• [Data supplied]:
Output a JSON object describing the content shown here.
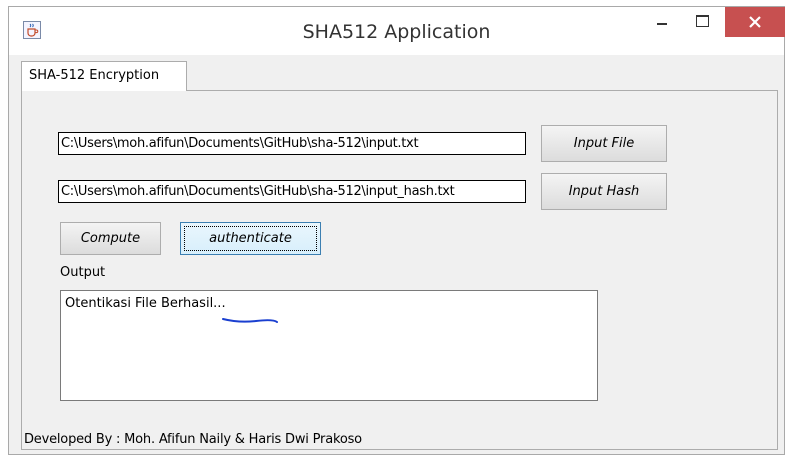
{
  "window": {
    "title": "SHA512 Application"
  },
  "tabs": [
    {
      "label": "SHA-512 Encryption"
    }
  ],
  "form": {
    "input_file_path": "C:\\Users\\moh.afifun\\Documents\\GitHub\\sha-512\\input.txt",
    "input_hash_path": "C:\\Users\\moh.afifun\\Documents\\GitHub\\sha-512\\input_hash.txt",
    "input_file_label": "Input File",
    "input_hash_label": "Input Hash",
    "compute_label": "Compute",
    "authenticate_label": "authenticate"
  },
  "output": {
    "label": "Output",
    "text": "Otentikasi File Berhasil..."
  },
  "footer": {
    "credits": "Developed By : Moh. Afifun Naily & Haris Dwi Prakoso"
  },
  "icons": {
    "app": "java-cup-icon",
    "minimize": "minimize-icon",
    "maximize": "maximize-icon",
    "close": "close-icon"
  },
  "colors": {
    "close_button": "#c75050",
    "focus_border": "#3c7fb1",
    "annotation_stroke": "#1a3fd0"
  }
}
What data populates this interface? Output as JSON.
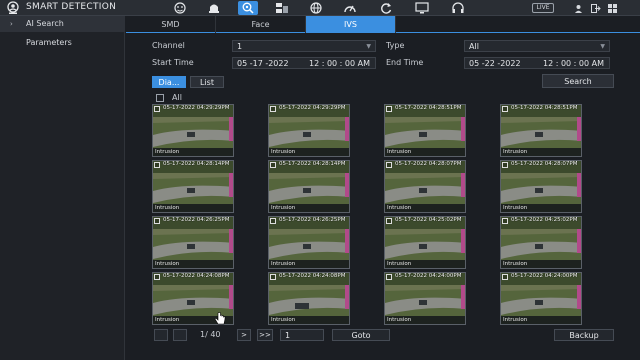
{
  "topbar": {
    "title": "SMART DETECTION",
    "live_label": "LIVE",
    "nav_icons": [
      "face-detect-icon",
      "cctv-camera-icon",
      "ai-search-icon",
      "storage-icon",
      "network-globe-icon",
      "gauge-icon",
      "refresh-icon",
      "monitor-icon",
      "headset-icon"
    ],
    "accent": "#3b8fe0"
  },
  "sidebar": {
    "items": [
      {
        "label": "AI Search",
        "active": true
      },
      {
        "label": "Parameters",
        "active": false
      }
    ]
  },
  "tabs": [
    {
      "label": "SMD",
      "active": false
    },
    {
      "label": "Face",
      "active": false
    },
    {
      "label": "IVS",
      "active": true
    }
  ],
  "filters": {
    "channel_label": "Channel",
    "channel_value": "1",
    "type_label": "Type",
    "type_value": "All",
    "start_label": "Start Time",
    "start_date": "05 -17 -2022",
    "start_time": "12 : 00 : 00 AM",
    "end_label": "End Time",
    "end_date": "05 -22 -2022",
    "end_time": "12 : 00 : 00 AM",
    "search_label": "Search"
  },
  "view": {
    "diagram_label": "Dia...",
    "list_label": "List",
    "all_label": "All"
  },
  "results": [
    {
      "time": "05-17-2022 04:29:29PM",
      "tag": "Intrusion"
    },
    {
      "time": "05-17-2022 04:29:29PM",
      "tag": "Intrusion"
    },
    {
      "time": "05-17-2022 04:28:51PM",
      "tag": "Intrusion"
    },
    {
      "time": "05-17-2022 04:28:51PM",
      "tag": "Intrusion"
    },
    {
      "time": "05-17-2022 04:28:14PM",
      "tag": "Intrusion"
    },
    {
      "time": "05-17-2022 04:28:14PM",
      "tag": "Intrusion"
    },
    {
      "time": "05-17-2022 04:28:07PM",
      "tag": "Intrusion"
    },
    {
      "time": "05-17-2022 04:28:07PM",
      "tag": "Intrusion"
    },
    {
      "time": "05-17-2022 04:26:25PM",
      "tag": "Intrusion"
    },
    {
      "time": "05-17-2022 04:26:25PM",
      "tag": "Intrusion"
    },
    {
      "time": "05-17-2022 04:25:02PM",
      "tag": "Intrusion"
    },
    {
      "time": "05-17-2022 04:25:02PM",
      "tag": "Intrusion"
    },
    {
      "time": "05-17-2022 04:24:08PM",
      "tag": "Intrusion"
    },
    {
      "time": "05-17-2022 04:24:08PM",
      "tag": "Intrusion"
    },
    {
      "time": "05-17-2022 04:24:00PM",
      "tag": "Intrusion"
    },
    {
      "time": "05-17-2022 04:24:00PM",
      "tag": "Intrusion"
    }
  ],
  "pager": {
    "page_text": "1/ 40",
    "next_label": ">",
    "last_label": ">>",
    "goto_value": "1",
    "goto_label": "Goto",
    "backup_label": "Backup"
  }
}
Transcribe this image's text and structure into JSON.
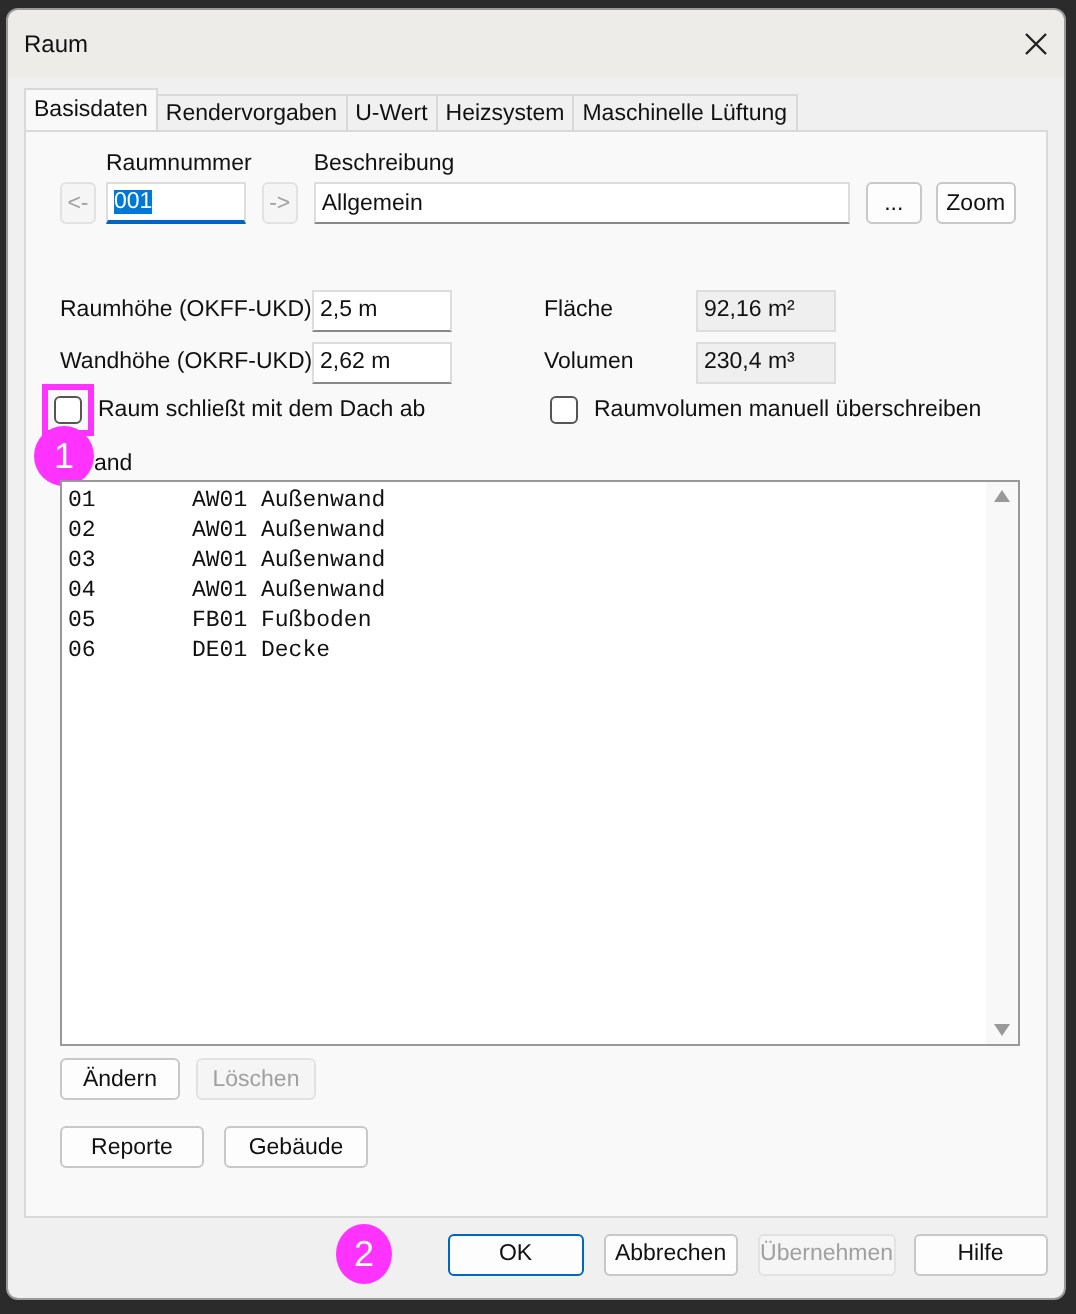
{
  "window": {
    "title": "Raum"
  },
  "tabs": [
    {
      "label": "Basisdaten",
      "selected": true
    },
    {
      "label": "Rendervorgaben",
      "selected": false
    },
    {
      "label": "U-Wert",
      "selected": false
    },
    {
      "label": "Heizsystem",
      "selected": false
    },
    {
      "label": "Maschinelle Lüftung",
      "selected": false
    }
  ],
  "room": {
    "prev": "<-",
    "next": "->",
    "number_label": "Raumnummer",
    "number": "001",
    "description_label": "Beschreibung",
    "description": "Allgemein",
    "browse": "...",
    "zoom": "Zoom"
  },
  "fields": [
    {
      "label": "Raumhöhe (OKFF-UKD)",
      "value": "2,5 m",
      "readonly": false,
      "side_label": "Fläche",
      "side_value": "92,16 m²"
    },
    {
      "label": "Wandhöhe (OKRF-UKD)",
      "value": "2,62 m",
      "readonly": false,
      "side_label": "Volumen",
      "side_value": "230,4 m³"
    }
  ],
  "checkboxes": [
    {
      "label": "Raum schließt mit dem Dach ab",
      "checked": false,
      "highlighted": true
    },
    {
      "label": "Raumvolumen manuell überschreiben",
      "checked": false,
      "highlighted": false
    }
  ],
  "walls": {
    "label": "and",
    "rows": [
      {
        "number": "01",
        "name": "AW01 Außenwand"
      },
      {
        "number": "02",
        "name": "AW01 Außenwand"
      },
      {
        "number": "03",
        "name": "AW01 Außenwand"
      },
      {
        "number": "04",
        "name": "AW01 Außenwand"
      },
      {
        "number": "05",
        "name": "FB01 Fußboden"
      },
      {
        "number": "06",
        "name": "DE01 Decke"
      }
    ]
  },
  "list_buttons": [
    {
      "label": "Ändern",
      "disabled": false
    },
    {
      "label": "Löschen",
      "disabled": true
    }
  ],
  "panel_buttons": [
    {
      "label": "Reporte",
      "disabled": false
    },
    {
      "label": "Gebäude",
      "disabled": false
    }
  ],
  "dialog_buttons": [
    {
      "label": "OK",
      "disabled": false,
      "default": true
    },
    {
      "label": "Abbrechen",
      "disabled": false,
      "default": false
    },
    {
      "label": "Übernehmen",
      "disabled": true,
      "default": false
    },
    {
      "label": "Hilfe",
      "disabled": false,
      "default": false
    }
  ],
  "annotations": [
    {
      "label": "1",
      "color": "#ff33ff"
    },
    {
      "label": "2",
      "color": "#ff33ff"
    }
  ]
}
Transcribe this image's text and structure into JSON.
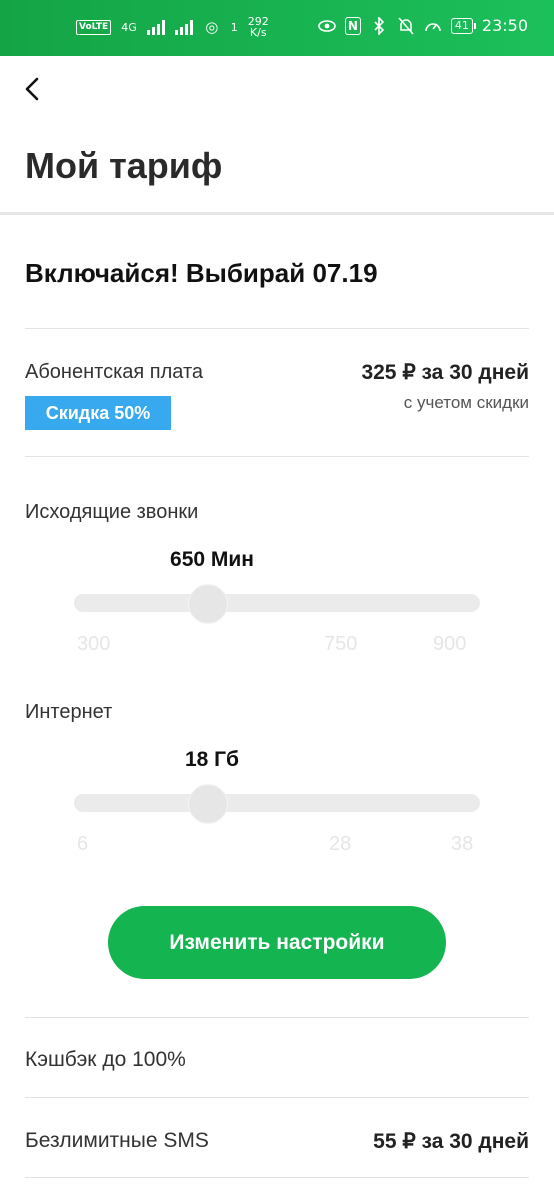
{
  "status_bar": {
    "volte": "VoLTE",
    "network": "4G",
    "sim": "1",
    "net_speed_value": "292",
    "net_speed_unit": "K/s",
    "nfc": "N",
    "battery": "41",
    "time": "23:50"
  },
  "header": {
    "title": "Мой тариф"
  },
  "plan": {
    "name": "Включайся! Выбирай 07.19"
  },
  "fee": {
    "label": "Абонентская плата",
    "value": "325 ₽ за 30 дней",
    "note": "с учетом скидки",
    "badge": "Скидка 50%"
  },
  "calls": {
    "label": "Исходящие звонки",
    "value": "650 Мин",
    "current": 650,
    "ticks": [
      "300",
      "750",
      "900"
    ]
  },
  "internet": {
    "label": "Интернет",
    "value": "18 Гб",
    "current": 18,
    "ticks": [
      "6",
      "28",
      "38"
    ]
  },
  "button": {
    "label": "Изменить настройки"
  },
  "rows": [
    {
      "label": "Кэшбэк до 100%",
      "value": ""
    },
    {
      "label": "Безлимитные SMS",
      "value": "55 ₽ за 30 дней"
    }
  ],
  "colors": {
    "accent": "#14b451",
    "badge": "#38a9ee",
    "status_bar": "#1cc05a"
  }
}
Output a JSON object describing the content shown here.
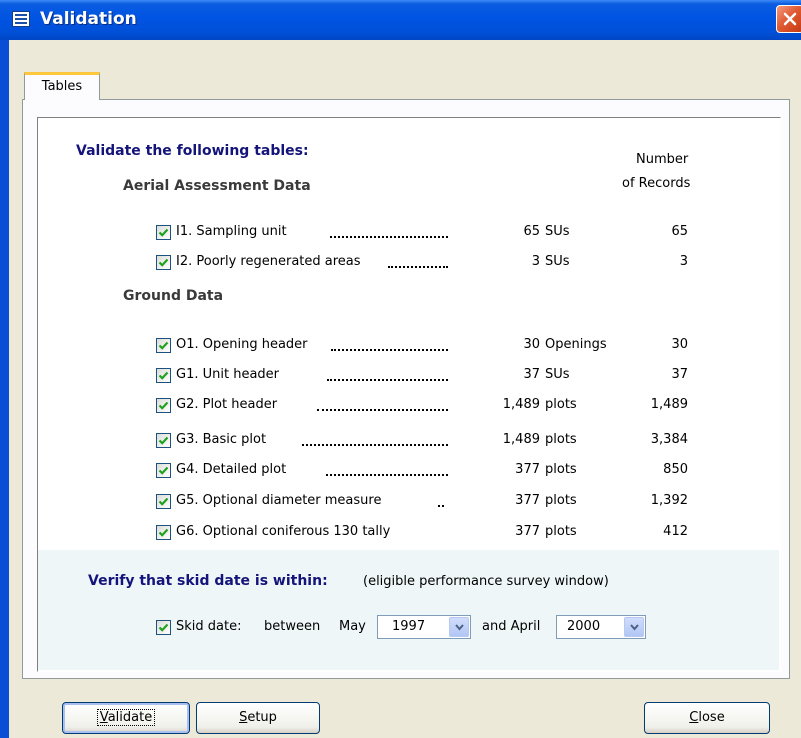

• [Required task]: Set out every line from the material that contains the string "active".

• [Correct answer]:
        "active": true
        "active": false
      "active": false
      "active": false
      "active": true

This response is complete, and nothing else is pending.